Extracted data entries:
________
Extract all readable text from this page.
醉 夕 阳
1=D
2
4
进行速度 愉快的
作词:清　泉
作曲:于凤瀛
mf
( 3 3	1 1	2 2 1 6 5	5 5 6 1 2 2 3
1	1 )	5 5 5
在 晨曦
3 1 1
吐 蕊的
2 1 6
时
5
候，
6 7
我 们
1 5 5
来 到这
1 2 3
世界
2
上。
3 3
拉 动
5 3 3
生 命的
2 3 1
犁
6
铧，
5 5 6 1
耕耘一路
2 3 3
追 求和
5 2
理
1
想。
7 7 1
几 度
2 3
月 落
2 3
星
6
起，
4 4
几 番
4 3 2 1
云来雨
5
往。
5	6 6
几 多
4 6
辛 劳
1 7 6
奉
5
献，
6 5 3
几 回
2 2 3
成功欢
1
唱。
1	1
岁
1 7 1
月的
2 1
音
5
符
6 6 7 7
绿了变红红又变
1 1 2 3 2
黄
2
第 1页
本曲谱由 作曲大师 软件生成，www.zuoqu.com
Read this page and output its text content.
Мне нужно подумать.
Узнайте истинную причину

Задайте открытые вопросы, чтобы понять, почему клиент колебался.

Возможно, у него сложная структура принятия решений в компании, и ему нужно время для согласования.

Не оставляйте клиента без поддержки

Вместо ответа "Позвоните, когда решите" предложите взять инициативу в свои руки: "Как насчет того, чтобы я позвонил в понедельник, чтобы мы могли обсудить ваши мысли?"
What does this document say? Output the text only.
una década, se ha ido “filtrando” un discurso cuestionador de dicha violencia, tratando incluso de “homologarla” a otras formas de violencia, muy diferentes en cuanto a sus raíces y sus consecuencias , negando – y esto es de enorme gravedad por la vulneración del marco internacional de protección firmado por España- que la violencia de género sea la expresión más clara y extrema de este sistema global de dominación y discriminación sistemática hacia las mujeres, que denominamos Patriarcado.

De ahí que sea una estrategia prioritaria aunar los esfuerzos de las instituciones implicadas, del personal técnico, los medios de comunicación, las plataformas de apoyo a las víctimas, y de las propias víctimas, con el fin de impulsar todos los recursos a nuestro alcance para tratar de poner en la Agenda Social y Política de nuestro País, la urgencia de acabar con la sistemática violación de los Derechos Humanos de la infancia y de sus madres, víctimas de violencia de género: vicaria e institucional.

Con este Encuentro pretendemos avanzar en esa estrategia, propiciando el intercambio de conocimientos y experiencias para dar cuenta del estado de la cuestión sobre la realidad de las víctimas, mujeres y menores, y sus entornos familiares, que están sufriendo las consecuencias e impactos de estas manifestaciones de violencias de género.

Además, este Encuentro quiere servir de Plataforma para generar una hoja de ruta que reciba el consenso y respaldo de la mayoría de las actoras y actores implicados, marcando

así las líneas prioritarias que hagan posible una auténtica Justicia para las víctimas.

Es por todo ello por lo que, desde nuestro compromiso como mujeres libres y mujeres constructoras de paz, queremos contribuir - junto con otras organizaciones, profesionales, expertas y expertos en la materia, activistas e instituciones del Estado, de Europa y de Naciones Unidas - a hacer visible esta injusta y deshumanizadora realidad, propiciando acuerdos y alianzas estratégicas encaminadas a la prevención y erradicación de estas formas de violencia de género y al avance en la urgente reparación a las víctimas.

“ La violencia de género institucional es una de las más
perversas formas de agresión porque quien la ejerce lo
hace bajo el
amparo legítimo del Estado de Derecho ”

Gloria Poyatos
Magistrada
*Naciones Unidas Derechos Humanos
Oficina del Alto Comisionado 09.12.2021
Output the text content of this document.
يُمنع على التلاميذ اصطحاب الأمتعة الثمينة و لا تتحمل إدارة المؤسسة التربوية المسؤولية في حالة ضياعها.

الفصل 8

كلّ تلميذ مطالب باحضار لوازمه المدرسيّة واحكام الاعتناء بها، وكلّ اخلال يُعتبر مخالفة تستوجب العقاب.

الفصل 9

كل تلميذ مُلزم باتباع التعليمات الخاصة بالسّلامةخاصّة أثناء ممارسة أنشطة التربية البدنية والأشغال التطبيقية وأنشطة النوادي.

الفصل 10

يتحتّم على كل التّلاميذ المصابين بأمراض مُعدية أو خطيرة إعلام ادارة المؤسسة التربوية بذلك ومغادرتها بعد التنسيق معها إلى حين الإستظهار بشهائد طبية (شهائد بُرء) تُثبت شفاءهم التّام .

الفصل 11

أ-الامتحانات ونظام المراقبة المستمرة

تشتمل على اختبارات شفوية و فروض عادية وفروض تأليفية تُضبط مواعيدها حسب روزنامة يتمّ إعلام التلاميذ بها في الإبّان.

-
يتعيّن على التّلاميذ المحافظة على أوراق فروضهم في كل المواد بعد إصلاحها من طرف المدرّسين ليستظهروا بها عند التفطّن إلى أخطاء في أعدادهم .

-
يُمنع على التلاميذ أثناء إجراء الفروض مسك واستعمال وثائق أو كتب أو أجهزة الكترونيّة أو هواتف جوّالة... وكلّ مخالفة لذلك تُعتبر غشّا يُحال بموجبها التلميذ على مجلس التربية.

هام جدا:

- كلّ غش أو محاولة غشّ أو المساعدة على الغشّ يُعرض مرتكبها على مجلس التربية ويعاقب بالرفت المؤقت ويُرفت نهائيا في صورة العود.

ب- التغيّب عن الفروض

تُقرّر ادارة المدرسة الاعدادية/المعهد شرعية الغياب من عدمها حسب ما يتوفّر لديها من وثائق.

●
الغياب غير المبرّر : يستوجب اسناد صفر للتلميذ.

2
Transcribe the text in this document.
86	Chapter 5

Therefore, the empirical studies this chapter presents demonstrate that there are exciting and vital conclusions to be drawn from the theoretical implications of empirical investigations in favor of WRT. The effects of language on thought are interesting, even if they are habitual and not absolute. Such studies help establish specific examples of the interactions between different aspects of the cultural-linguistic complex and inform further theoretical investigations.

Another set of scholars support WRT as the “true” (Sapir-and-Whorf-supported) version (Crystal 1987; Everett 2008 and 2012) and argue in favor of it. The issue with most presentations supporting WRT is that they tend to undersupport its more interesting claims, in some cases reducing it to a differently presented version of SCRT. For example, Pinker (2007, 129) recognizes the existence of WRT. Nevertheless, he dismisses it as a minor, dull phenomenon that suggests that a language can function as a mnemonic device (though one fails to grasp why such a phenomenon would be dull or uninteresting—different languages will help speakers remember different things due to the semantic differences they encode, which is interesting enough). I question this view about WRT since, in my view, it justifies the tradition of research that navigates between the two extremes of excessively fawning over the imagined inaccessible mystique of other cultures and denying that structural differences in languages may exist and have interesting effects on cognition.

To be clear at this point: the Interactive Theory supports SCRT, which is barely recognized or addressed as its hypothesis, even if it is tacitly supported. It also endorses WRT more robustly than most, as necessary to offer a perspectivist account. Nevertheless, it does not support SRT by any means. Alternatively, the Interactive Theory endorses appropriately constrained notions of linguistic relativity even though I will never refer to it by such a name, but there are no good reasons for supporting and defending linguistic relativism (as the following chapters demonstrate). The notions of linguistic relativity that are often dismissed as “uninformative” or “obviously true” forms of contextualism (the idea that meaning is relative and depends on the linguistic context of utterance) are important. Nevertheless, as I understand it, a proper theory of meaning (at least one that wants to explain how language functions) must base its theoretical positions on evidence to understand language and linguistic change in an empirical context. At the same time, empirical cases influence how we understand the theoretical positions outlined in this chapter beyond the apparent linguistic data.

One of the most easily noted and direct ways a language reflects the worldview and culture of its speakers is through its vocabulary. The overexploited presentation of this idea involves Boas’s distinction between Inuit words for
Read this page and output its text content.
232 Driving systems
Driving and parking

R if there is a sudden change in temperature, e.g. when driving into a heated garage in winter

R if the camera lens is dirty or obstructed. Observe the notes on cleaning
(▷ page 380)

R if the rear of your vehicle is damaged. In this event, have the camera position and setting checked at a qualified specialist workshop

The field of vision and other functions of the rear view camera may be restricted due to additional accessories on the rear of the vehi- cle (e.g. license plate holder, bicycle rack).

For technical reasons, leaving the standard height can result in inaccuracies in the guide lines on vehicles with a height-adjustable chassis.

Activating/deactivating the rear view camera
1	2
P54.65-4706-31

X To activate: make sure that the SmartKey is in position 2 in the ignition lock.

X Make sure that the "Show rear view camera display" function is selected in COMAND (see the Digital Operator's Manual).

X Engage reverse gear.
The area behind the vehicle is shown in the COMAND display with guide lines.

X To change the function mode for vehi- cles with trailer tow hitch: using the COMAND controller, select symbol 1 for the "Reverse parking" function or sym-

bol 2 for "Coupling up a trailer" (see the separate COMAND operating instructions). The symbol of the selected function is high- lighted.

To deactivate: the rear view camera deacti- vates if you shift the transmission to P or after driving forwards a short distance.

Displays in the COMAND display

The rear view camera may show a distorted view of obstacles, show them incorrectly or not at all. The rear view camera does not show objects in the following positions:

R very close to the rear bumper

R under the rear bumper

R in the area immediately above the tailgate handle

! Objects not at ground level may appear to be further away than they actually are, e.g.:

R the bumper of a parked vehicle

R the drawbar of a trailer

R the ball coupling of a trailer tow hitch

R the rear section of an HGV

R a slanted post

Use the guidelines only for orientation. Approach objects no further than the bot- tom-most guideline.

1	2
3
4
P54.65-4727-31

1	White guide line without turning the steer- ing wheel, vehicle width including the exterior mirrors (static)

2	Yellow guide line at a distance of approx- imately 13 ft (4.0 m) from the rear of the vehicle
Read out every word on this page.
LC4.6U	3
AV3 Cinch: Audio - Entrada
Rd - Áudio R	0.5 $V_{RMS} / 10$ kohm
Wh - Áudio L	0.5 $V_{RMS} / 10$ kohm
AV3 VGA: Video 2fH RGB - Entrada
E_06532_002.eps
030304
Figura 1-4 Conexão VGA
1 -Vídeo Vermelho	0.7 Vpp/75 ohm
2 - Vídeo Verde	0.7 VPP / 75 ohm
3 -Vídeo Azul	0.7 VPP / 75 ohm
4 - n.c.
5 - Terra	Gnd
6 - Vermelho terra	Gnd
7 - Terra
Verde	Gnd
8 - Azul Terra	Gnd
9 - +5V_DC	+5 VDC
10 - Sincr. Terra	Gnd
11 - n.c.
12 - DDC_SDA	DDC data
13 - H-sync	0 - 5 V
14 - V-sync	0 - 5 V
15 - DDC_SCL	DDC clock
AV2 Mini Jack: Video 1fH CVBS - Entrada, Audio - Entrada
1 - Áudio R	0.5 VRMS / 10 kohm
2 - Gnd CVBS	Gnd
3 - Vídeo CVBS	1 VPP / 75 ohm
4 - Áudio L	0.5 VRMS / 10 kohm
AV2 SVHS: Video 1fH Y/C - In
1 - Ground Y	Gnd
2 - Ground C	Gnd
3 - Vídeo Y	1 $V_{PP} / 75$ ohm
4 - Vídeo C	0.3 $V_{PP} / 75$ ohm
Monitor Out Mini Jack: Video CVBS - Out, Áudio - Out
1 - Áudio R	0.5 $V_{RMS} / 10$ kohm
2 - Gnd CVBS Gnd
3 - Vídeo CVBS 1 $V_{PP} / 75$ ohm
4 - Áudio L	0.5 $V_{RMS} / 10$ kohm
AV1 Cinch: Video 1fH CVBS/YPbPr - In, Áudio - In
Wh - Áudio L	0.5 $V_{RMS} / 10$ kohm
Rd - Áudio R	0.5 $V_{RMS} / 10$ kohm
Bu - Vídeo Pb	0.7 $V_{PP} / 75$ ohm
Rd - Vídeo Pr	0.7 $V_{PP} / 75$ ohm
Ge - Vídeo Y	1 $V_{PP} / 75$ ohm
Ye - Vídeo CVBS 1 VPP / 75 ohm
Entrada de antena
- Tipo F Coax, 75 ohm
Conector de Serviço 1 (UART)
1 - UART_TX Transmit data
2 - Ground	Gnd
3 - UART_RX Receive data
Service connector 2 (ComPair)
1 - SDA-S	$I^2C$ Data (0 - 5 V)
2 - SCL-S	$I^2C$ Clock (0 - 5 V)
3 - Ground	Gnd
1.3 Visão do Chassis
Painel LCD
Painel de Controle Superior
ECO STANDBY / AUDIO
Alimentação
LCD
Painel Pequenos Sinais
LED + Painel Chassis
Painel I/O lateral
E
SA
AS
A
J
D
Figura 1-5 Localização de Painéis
________
Make a copy of each line that contains the string "other".

RESPONSE TO THE TASK:
Another set of scholars support WRT as the “true” (Sapir-and-Whorf-supported) version (Crystal 1987; Everett 2008 and 2012) and argue in favor of it. The issue with most presentations supporting WRT is that they tend to undersupport its more interesting claims, in some cases reducing it to a differently presented version of SCRT. For example, Pinker (2007, 129) recognizes the existence of WRT. Nevertheless, he dismisses it as a minor, dull phenomenon that suggests that a language can function as a mnemonic device (though one fails to grasp why such a phenomenon would be dull or uninteresting—different languages will help speakers remember different things due to the semantic differences they encode, which is interesting enough). I question this view about WRT since, in my view, it justifies the tradition of research that navigates between the two extremes of excessively fawning over the imagined inaccessible mystique of other cultures and denying that structural differences in languages may exist and have interesting effects on cognition.
The field of vision and other functions of the rear view camera may be restricted due to additional accessories on the rear of the vehi- cle (e.g. license plate holder, bicycle rack).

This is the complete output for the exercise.